*TASK TO COMPLETE*
Restate the records below word for word, and omit the images they hold.
>> BEGIN STORED DATA
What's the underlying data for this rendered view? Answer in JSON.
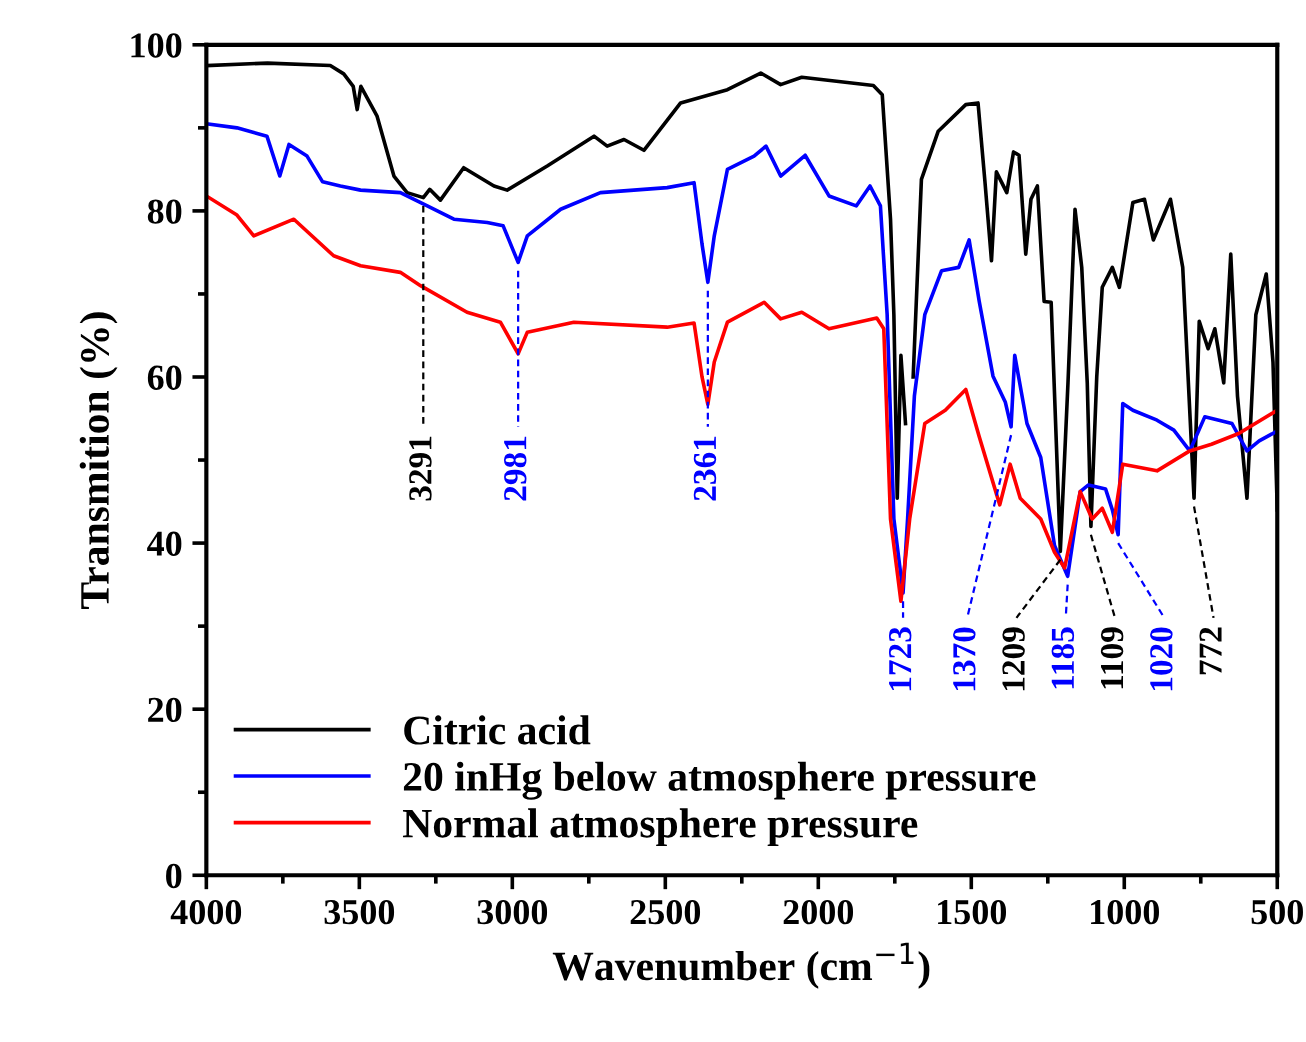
{
  "chart_data": {
    "type": "line",
    "xlabel": "Wavenumber (cm$^{−1}$)",
    "ylabel": "Transmition (%)",
    "xlim": [
      4000,
      500
    ],
    "ylim": [
      0,
      100
    ],
    "xticks": [
      4000,
      3500,
      3000,
      2500,
      2000,
      1500,
      1000,
      500
    ],
    "yticks": [
      0,
      20,
      40,
      60,
      80,
      100
    ],
    "grid": false,
    "legend": "bottom left",
    "line_style": "solid",
    "marker": "none",
    "series": [
      {
        "name": "Citric acid",
        "color": "#000000",
        "x": [
          4000,
          3800,
          3595,
          3551,
          3520,
          3507,
          3495,
          3442,
          3387,
          3344,
          3291,
          3270,
          3235,
          3159,
          3060,
          3017,
          2886,
          2733,
          2690,
          2635,
          2570,
          2450,
          2297,
          2188,
          2123,
          2054,
          1820,
          1791,
          1764,
          1753,
          1742,
          1730,
          1715,
          1705,
          1690,
          1663,
          1608,
          1518,
          1478,
          1456,
          1434,
          1418,
          1384,
          1362,
          1344,
          1322,
          1305,
          1284,
          1262,
          1239,
          1209,
          1184,
          1161,
          1139,
          1121,
          1109,
          1090,
          1072,
          1039,
          1016,
          972,
          934,
          905,
          849,
          809,
          772,
          755,
          726,
          704,
          675,
          652,
          630,
          599,
          570,
          536,
          514,
          500
        ],
        "values": [
          97.5,
          97.8,
          97.5,
          96.5,
          95,
          92.2,
          95,
          91.4,
          84.2,
          82.2,
          81.6,
          82.6,
          81.3,
          85.2,
          83,
          82.5,
          85.4,
          89,
          87.8,
          88.6,
          87.3,
          93,
          94.6,
          96.6,
          95.2,
          96.1,
          95.1,
          94,
          79,
          67.5,
          45.4,
          62.6,
          54.4,
          null,
          60,
          83.8,
          89.6,
          92.8,
          93,
          83.8,
          74,
          84.7,
          82.2,
          87.1,
          86.7,
          74.8,
          81.4,
          83,
          69.1,
          69,
          39,
          59.3,
          80.2,
          73.2,
          59.3,
          42,
          60,
          70.8,
          73.2,
          70.8,
          81,
          81.4,
          76.5,
          81.4,
          73.2,
          45.4,
          66.7,
          63.4,
          65.8,
          59.3,
          74.8,
          57.7,
          45.4,
          67.5,
          72.4,
          61.8,
          44
        ]
      },
      {
        "name": "20 inHg below atmosphere pressure",
        "color": "#0000ff",
        "x": [
          4000,
          3900,
          3802,
          3760,
          3730,
          3671,
          3620,
          3562,
          3496,
          3366,
          3278,
          3191,
          3082,
          3030,
          2981,
          2951,
          2842,
          2712,
          2494,
          2406,
          2380,
          2361,
          2340,
          2297,
          2210,
          2171,
          2123,
          2043,
          1965,
          1876,
          1831,
          1797,
          1775,
          1753,
          1723,
          1708,
          1686,
          1652,
          1597,
          1541,
          1507,
          1474,
          1429,
          1389,
          1370,
          1358,
          1318,
          1273,
          1228,
          1185,
          1144,
          1117,
          1061,
          1039,
          1020,
          1005,
          972,
          893,
          838,
          786,
          737,
          648,
          599,
          559,
          500
        ],
        "values": [
          90.5,
          90,
          89,
          84.2,
          88,
          86.6,
          83.5,
          83,
          82.5,
          82.2,
          80.6,
          79,
          78.6,
          78.2,
          73.8,
          77,
          80.2,
          82.2,
          82.8,
          83.4,
          76,
          71.4,
          77,
          85,
          86.6,
          87.8,
          84.2,
          86.7,
          81.8,
          80.6,
          83,
          80.6,
          67.5,
          42.9,
          34,
          43,
          57.7,
          67.5,
          72.8,
          73.2,
          76.5,
          69.1,
          60.1,
          57,
          54,
          62.6,
          54.4,
          50.3,
          39.7,
          36,
          46.2,
          47,
          46.5,
          44,
          41,
          56.8,
          56,
          54.8,
          53.6,
          51.1,
          55.2,
          54.4,
          51.1,
          52.3,
          53.5
        ]
      },
      {
        "name": "Normal atmosphere pressure",
        "color": "#ff0000",
        "x": [
          4000,
          3900,
          3845,
          3714,
          3584,
          3496,
          3366,
          3300,
          3148,
          3039,
          2981,
          2951,
          2799,
          2494,
          2406,
          2380,
          2361,
          2340,
          2297,
          2177,
          2123,
          2054,
          1965,
          1809,
          1786,
          1764,
          1730,
          1701,
          1652,
          1585,
          1518,
          1474,
          1407,
          1373,
          1340,
          1273,
          1228,
          1195,
          1144,
          1105,
          1072,
          1039,
          1005,
          893,
          786,
          715,
          626,
          500
        ],
        "values": [
          81.8,
          79.5,
          77,
          79,
          74.6,
          73.4,
          72.6,
          71,
          67.8,
          66.6,
          62.8,
          65.4,
          66.6,
          66,
          66.5,
          60,
          56.7,
          61.8,
          66.6,
          69,
          67,
          67.8,
          65.8,
          67.1,
          65.8,
          42.9,
          33,
          43,
          54.4,
          56,
          58.5,
          52.8,
          44.6,
          49.5,
          45.4,
          42.9,
          38.9,
          37,
          46.2,
          42.9,
          44.2,
          41.3,
          49.5,
          48.7,
          51.1,
          51.9,
          53.2,
          56
        ]
      }
    ],
    "annotations": [
      {
        "text": "3291",
        "x": 3291,
        "y": 81.6
      },
      {
        "text": "2981",
        "x": 2981,
        "y": 73.8
      },
      {
        "text": "2361",
        "x": 2361,
        "y": 71.4
      },
      {
        "text": "1723",
        "x": 1723,
        "y": 34
      },
      {
        "text": "1370",
        "x": 1370,
        "y": 54
      },
      {
        "text": "1209",
        "x": 1209,
        "y": 39
      },
      {
        "text": "1185",
        "x": 1185,
        "y": 36
      },
      {
        "text": "1109",
        "x": 1109,
        "y": 42
      },
      {
        "text": "1020",
        "x": 1020,
        "y": 41
      },
      {
        "text": "772",
        "x": 772,
        "y": 45.4
      }
    ]
  }
}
>> END STORED DATA
*FINISHED TASK*
What's the underlying data for this rendered view? Answer in JSON.
{
  "chart_data": {
    "type": "line",
    "xlabel": "Wavenumber (cm$^{−1}$)",
    "ylabel": "Transmition (%)",
    "xlim": [
      4000,
      500
    ],
    "ylim": [
      0,
      100
    ],
    "xticks": [
      4000,
      3500,
      3000,
      2500,
      2000,
      1500,
      1000,
      500
    ],
    "yticks": [
      0,
      20,
      40,
      60,
      80,
      100
    ],
    "grid": false,
    "legend": "bottom left",
    "line_style": "solid",
    "marker": "none",
    "series": [
      {
        "name": "Citric acid",
        "color": "#000000",
        "x": [
          4000,
          3800,
          3595,
          3551,
          3520,
          3507,
          3495,
          3442,
          3387,
          3344,
          3291,
          3270,
          3235,
          3159,
          3060,
          3017,
          2886,
          2733,
          2690,
          2635,
          2570,
          2450,
          2297,
          2188,
          2123,
          2054,
          1820,
          1791,
          1764,
          1753,
          1742,
          1730,
          1715,
          1705,
          1690,
          1663,
          1608,
          1518,
          1478,
          1456,
          1434,
          1418,
          1384,
          1362,
          1344,
          1322,
          1305,
          1284,
          1262,
          1239,
          1209,
          1184,
          1161,
          1139,
          1121,
          1109,
          1090,
          1072,
          1039,
          1016,
          972,
          934,
          905,
          849,
          809,
          772,
          755,
          726,
          704,
          675,
          652,
          630,
          599,
          570,
          536,
          514,
          500
        ],
        "values": [
          97.5,
          97.8,
          97.5,
          96.5,
          95,
          92.2,
          95,
          91.4,
          84.2,
          82.2,
          81.6,
          82.6,
          81.3,
          85.2,
          83,
          82.5,
          85.4,
          89,
          87.8,
          88.6,
          87.3,
          93,
          94.6,
          96.6,
          95.2,
          96.1,
          95.1,
          94,
          79,
          67.5,
          45.4,
          62.6,
          54.4,
          null,
          60,
          83.8,
          89.6,
          92.8,
          93,
          83.8,
          74,
          84.7,
          82.2,
          87.1,
          86.7,
          74.8,
          81.4,
          83,
          69.1,
          69,
          39,
          59.3,
          80.2,
          73.2,
          59.3,
          42,
          60,
          70.8,
          73.2,
          70.8,
          81,
          81.4,
          76.5,
          81.4,
          73.2,
          45.4,
          66.7,
          63.4,
          65.8,
          59.3,
          74.8,
          57.7,
          45.4,
          67.5,
          72.4,
          61.8,
          44
        ]
      },
      {
        "name": "20 inHg below atmosphere pressure",
        "color": "#0000ff",
        "x": [
          4000,
          3900,
          3802,
          3760,
          3730,
          3671,
          3620,
          3562,
          3496,
          3366,
          3278,
          3191,
          3082,
          3030,
          2981,
          2951,
          2842,
          2712,
          2494,
          2406,
          2380,
          2361,
          2340,
          2297,
          2210,
          2171,
          2123,
          2043,
          1965,
          1876,
          1831,
          1797,
          1775,
          1753,
          1723,
          1708,
          1686,
          1652,
          1597,
          1541,
          1507,
          1474,
          1429,
          1389,
          1370,
          1358,
          1318,
          1273,
          1228,
          1185,
          1144,
          1117,
          1061,
          1039,
          1020,
          1005,
          972,
          893,
          838,
          786,
          737,
          648,
          599,
          559,
          500
        ],
        "values": [
          90.5,
          90,
          89,
          84.2,
          88,
          86.6,
          83.5,
          83,
          82.5,
          82.2,
          80.6,
          79,
          78.6,
          78.2,
          73.8,
          77,
          80.2,
          82.2,
          82.8,
          83.4,
          76,
          71.4,
          77,
          85,
          86.6,
          87.8,
          84.2,
          86.7,
          81.8,
          80.6,
          83,
          80.6,
          67.5,
          42.9,
          34,
          43,
          57.7,
          67.5,
          72.8,
          73.2,
          76.5,
          69.1,
          60.1,
          57,
          54,
          62.6,
          54.4,
          50.3,
          39.7,
          36,
          46.2,
          47,
          46.5,
          44,
          41,
          56.8,
          56,
          54.8,
          53.6,
          51.1,
          55.2,
          54.4,
          51.1,
          52.3,
          53.5
        ]
      },
      {
        "name": "Normal atmosphere pressure",
        "color": "#ff0000",
        "x": [
          4000,
          3900,
          3845,
          3714,
          3584,
          3496,
          3366,
          3300,
          3148,
          3039,
          2981,
          2951,
          2799,
          2494,
          2406,
          2380,
          2361,
          2340,
          2297,
          2177,
          2123,
          2054,
          1965,
          1809,
          1786,
          1764,
          1730,
          1701,
          1652,
          1585,
          1518,
          1474,
          1407,
          1373,
          1340,
          1273,
          1228,
          1195,
          1144,
          1105,
          1072,
          1039,
          1005,
          893,
          786,
          715,
          626,
          500
        ],
        "values": [
          81.8,
          79.5,
          77,
          79,
          74.6,
          73.4,
          72.6,
          71,
          67.8,
          66.6,
          62.8,
          65.4,
          66.6,
          66,
          66.5,
          60,
          56.7,
          61.8,
          66.6,
          69,
          67,
          67.8,
          65.8,
          67.1,
          65.8,
          42.9,
          33,
          43,
          54.4,
          56,
          58.5,
          52.8,
          44.6,
          49.5,
          45.4,
          42.9,
          38.9,
          37,
          46.2,
          42.9,
          44.2,
          41.3,
          49.5,
          48.7,
          51.1,
          51.9,
          53.2,
          56
        ]
      }
    ],
    "annotations": [
      {
        "text": "3291",
        "x": 3291,
        "y": 81.6
      },
      {
        "text": "2981",
        "x": 2981,
        "y": 73.8
      },
      {
        "text": "2361",
        "x": 2361,
        "y": 71.4
      },
      {
        "text": "1723",
        "x": 1723,
        "y": 34
      },
      {
        "text": "1370",
        "x": 1370,
        "y": 54
      },
      {
        "text": "1209",
        "x": 1209,
        "y": 39
      },
      {
        "text": "1185",
        "x": 1185,
        "y": 36
      },
      {
        "text": "1109",
        "x": 1109,
        "y": 42
      },
      {
        "text": "1020",
        "x": 1020,
        "y": 41
      },
      {
        "text": "772",
        "x": 772,
        "y": 45.4
      }
    ]
  }
}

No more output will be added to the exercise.